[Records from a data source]
□ □ □ □ □ □ □
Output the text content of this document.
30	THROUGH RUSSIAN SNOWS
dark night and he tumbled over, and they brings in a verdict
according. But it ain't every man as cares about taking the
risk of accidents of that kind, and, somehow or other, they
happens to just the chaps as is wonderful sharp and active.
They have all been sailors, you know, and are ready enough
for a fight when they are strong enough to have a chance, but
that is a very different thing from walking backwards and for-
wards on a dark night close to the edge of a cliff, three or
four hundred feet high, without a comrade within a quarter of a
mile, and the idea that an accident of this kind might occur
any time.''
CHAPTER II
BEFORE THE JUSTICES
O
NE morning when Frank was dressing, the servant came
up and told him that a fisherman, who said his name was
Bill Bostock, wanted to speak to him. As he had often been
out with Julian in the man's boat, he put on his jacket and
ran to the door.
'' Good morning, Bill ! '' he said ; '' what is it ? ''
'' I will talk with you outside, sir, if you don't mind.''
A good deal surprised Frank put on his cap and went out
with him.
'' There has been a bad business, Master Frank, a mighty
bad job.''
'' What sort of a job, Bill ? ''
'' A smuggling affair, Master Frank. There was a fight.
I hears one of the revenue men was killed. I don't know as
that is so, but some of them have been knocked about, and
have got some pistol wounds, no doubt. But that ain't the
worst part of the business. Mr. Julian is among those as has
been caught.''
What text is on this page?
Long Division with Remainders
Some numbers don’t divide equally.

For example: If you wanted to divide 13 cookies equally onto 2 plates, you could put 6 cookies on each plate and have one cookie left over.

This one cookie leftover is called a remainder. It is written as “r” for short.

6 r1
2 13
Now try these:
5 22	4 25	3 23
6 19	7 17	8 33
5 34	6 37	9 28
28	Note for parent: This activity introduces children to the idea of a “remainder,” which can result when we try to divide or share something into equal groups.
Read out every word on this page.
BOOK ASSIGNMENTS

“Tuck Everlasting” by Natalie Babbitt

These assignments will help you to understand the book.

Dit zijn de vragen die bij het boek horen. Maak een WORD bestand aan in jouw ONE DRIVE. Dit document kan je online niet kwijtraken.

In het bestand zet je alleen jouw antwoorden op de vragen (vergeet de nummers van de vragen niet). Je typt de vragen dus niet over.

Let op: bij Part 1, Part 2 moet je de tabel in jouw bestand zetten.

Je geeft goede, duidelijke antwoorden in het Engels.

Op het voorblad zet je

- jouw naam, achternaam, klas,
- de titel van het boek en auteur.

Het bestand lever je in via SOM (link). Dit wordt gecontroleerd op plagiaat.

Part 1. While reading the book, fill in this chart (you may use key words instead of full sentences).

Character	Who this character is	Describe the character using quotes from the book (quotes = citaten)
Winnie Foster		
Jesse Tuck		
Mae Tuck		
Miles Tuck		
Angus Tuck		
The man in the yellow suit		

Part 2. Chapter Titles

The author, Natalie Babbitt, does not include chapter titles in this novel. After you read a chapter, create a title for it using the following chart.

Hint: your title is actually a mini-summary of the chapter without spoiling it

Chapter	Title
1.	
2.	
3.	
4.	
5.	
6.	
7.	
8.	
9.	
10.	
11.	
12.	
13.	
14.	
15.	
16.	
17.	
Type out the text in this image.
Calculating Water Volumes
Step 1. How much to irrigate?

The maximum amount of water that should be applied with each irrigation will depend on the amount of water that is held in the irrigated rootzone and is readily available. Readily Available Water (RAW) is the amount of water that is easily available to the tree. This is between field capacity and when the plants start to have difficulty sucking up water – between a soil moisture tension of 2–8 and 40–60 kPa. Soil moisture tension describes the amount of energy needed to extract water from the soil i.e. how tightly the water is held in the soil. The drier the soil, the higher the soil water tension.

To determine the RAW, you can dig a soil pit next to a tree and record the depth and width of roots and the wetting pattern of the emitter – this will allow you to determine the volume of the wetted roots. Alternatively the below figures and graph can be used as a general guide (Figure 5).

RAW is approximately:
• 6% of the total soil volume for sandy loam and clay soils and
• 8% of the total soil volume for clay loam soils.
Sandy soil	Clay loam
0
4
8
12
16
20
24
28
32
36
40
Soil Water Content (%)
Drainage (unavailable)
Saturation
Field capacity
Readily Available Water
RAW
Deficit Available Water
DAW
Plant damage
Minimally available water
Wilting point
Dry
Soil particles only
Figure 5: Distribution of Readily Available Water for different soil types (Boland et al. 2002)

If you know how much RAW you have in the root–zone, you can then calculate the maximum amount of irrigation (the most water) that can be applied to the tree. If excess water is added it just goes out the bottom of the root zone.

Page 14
□ □ □ □ □ □ □
All of the entries above need to be reproduced exactly.

Output the text content of this document.
30	THROUGH RUSSIAN SNOWS
dark night and he tumbled over, and they brings in a verdict
according. But it ain't every man as cares about taking the
risk of accidents of that kind, and, somehow or other, they
happens to just the chaps as is wonderful sharp and active.
They have all been sailors, you know, and are ready enough
for a fight when they are strong enough to have a chance, but
that is a very different thing from walking backwards and for-
wards on a dark night close to the edge of a cliff, three or
four hundred feet high, without a comrade within a quarter of a
mile, and the idea that an accident of this kind might occur
any time.''
CHAPTER II
BEFORE THE JUSTICES
O
NE morning when Frank was dressing, the servant came
up and told him that a fisherman, who said his name was
Bill Bostock, wanted to speak to him. As he had often been
out with Julian in the man's boat, he put on his jacket and
ran to the door.
'' Good morning, Bill ! '' he said ; '' what is it ? ''
'' I will talk with you outside, sir, if you don't mind.''
A good deal surprised Frank put on his cap and went out
with him.
'' There has been a bad business, Master Frank, a mighty
bad job.''
'' What sort of a job, Bill ? ''
'' A smuggling affair, Master Frank. There was a fight.
I hears one of the revenue men was killed. I don't know as
that is so, but some of them have been knocked about, and
have got some pistol wounds, no doubt. But that ain't the
worst part of the business. Mr. Julian is among those as has
been caught.''
What text is on this page?
Long Division with Remainders
Some numbers don’t divide equally.

For example: If you wanted to divide 13 cookies equally onto 2 plates, you could put 6 cookies on each plate and have one cookie left over.

This one cookie leftover is called a remainder. It is written as “r” for short.

6 r1
2 13
Now try these:
5 22	4 25	3 23
6 19	7 17	8 33
5 34	6 37	9 28
28	Note for parent: This activity introduces children to the idea of a “remainder,” which can result when we try to divide or share something into equal groups.
Read out every word on this page.
BOOK ASSIGNMENTS

“Tuck Everlasting” by Natalie Babbitt

These assignments will help you to understand the book.

Dit zijn de vragen die bij het boek horen. Maak een WORD bestand aan in jouw ONE DRIVE. Dit document kan je online niet kwijtraken.

In het bestand zet je alleen jouw antwoorden op de vragen (vergeet de nummers van de vragen niet). Je typt de vragen dus niet over.

Let op: bij Part 1, Part 2 moet je de tabel in jouw bestand zetten.

Je geeft goede, duidelijke antwoorden in het Engels.

Op het voorblad zet je

- jouw naam, achternaam, klas,
- de titel van het boek en auteur.

Het bestand lever je in via SOM (link). Dit wordt gecontroleerd op plagiaat.

Part 1. While reading the book, fill in this chart (you may use key words instead of full sentences).

Character	Who this character is	Describe the character using quotes from the book (quotes = citaten)
Winnie Foster		
Jesse Tuck		
Mae Tuck		
Miles Tuck		
Angus Tuck		
The man in the yellow suit		

Part 2. Chapter Titles

The author, Natalie Babbitt, does not include chapter titles in this novel. After you read a chapter, create a title for it using the following chart.

Hint: your title is actually a mini-summary of the chapter without spoiling it

Chapter	Title
1.	
2.	
3.	
4.	
5.	
6.	
7.	
8.	
9.	
10.	
11.	
12.	
13.	
14.	
15.	
16.	
17.	
Type out the text in this image.
Calculating Water Volumes
Step 1. How much to irrigate?

The maximum amount of water that should be applied with each irrigation will depend on the amount of water that is held in the irrigated rootzone and is readily available. Readily Available Water (RAW) is the amount of water that is easily available to the tree. This is between field capacity and when the plants start to have difficulty sucking up water – between a soil moisture tension of 2–8 and 40–60 kPa. Soil moisture tension describes the amount of energy needed to extract water from the soil i.e. how tightly the water is held in the soil. The drier the soil, the higher the soil water tension.

To determine the RAW, you can dig a soil pit next to a tree and record the depth and width of roots and the wetting pattern of the emitter – this will allow you to determine the volume of the wetted roots. Alternatively the below figures and graph can be used as a general guide (Figure 5).

RAW is approximately:
• 6% of the total soil volume for sandy loam and clay soils and
• 8% of the total soil volume for clay loam soils.
Sandy soil	Clay loam
0
4
8
12
16
20
24
28
32
36
40
Soil Water Content (%)
Drainage (unavailable)
Saturation
Field capacity
Readily Available Water
RAW
Deficit Available Water
DAW
Plant damage
Minimally available water
Wilting point
Dry
Soil particles only
Figure 5: Distribution of Readily Available Water for different soil types (Boland et al. 2002)

If you know how much RAW you have in the root–zone, you can then calculate the maximum amount of irrigation (the most water) that can be applied to the tree. If excess water is added it just goes out the bottom of the root zone.

Page 14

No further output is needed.